- _Work to be completed_:
Repeat, line for line, the entries printed below.

══ Information given ══

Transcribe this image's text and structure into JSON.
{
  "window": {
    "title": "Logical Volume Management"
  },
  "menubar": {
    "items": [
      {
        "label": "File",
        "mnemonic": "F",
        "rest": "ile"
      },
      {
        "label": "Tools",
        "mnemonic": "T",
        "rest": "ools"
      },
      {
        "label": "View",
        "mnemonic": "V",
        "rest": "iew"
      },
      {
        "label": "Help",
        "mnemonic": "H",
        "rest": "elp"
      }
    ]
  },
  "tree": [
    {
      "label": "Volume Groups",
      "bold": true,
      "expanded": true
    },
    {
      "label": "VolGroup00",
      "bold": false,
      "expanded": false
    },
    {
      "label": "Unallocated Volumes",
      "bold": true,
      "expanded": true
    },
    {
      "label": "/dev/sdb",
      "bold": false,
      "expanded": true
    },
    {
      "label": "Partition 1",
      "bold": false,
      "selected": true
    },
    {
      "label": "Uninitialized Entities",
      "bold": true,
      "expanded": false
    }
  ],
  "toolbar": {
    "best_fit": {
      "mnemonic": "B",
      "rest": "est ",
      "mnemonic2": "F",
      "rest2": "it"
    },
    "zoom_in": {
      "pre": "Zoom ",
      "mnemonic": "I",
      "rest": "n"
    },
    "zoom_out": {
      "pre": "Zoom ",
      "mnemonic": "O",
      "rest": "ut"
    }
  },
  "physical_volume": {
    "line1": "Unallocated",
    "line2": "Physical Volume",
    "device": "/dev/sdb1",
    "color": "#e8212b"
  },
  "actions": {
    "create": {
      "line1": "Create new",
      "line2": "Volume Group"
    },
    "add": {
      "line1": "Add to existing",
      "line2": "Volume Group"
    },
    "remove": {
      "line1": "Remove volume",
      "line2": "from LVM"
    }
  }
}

═══

- _Output of the exercise_:
Transcribe this image's text and structure into JSON.
{
  "window": {
    "title": "Logical Volume Management"
  },
  "menubar": {
    "items": [
      {
        "label": "File",
        "mnemonic": "F",
        "rest": "ile"
      },
      {
        "label": "Tools",
        "mnemonic": "T",
        "rest": "ools"
      },
      {
        "label": "View",
        "mnemonic": "V",
        "rest": "iew"
      },
      {
        "label": "Help",
        "mnemonic": "H",
        "rest": "elp"
      }
    ]
  },
  "tree": [
    {
      "label": "Volume Groups",
      "bold": true,
      "expanded": true
    },
    {
      "label": "VolGroup00",
      "bold": false,
      "expanded": false
    },
    {
      "label": "Unallocated Volumes",
      "bold": true,
      "expanded": true
    },
    {
      "label": "/dev/sdb",
      "bold": false,
      "expanded": true
    },
    {
      "label": "Partition 1",
      "bold": false,
      "selected": true
    },
    {
      "label": "Uninitialized Entities",
      "bold": true,
      "expanded": false
    }
  ],
  "toolbar": {
    "best_fit": {
      "mnemonic": "B",
      "rest": "est ",
      "mnemonic2": "F",
      "rest2": "it"
    },
    "zoom_in": {
      "pre": "Zoom ",
      "mnemonic": "I",
      "rest": "n"
    },
    "zoom_out": {
      "pre": "Zoom ",
      "mnemonic": "O",
      "rest": "ut"
    }
  },
  "physical_volume": {
    "line1": "Unallocated",
    "line2": "Physical Volume",
    "device": "/dev/sdb1",
    "color": "#e8212b"
  },
  "actions": {
    "create": {
      "line1": "Create new",
      "line2": "Volume Group"
    },
    "add": {
      "line1": "Add to existing",
      "line2": "Volume Group"
    },
    "remove": {
      "line1": "Remove volume",
      "line2": "from LVM"
    }
  }
}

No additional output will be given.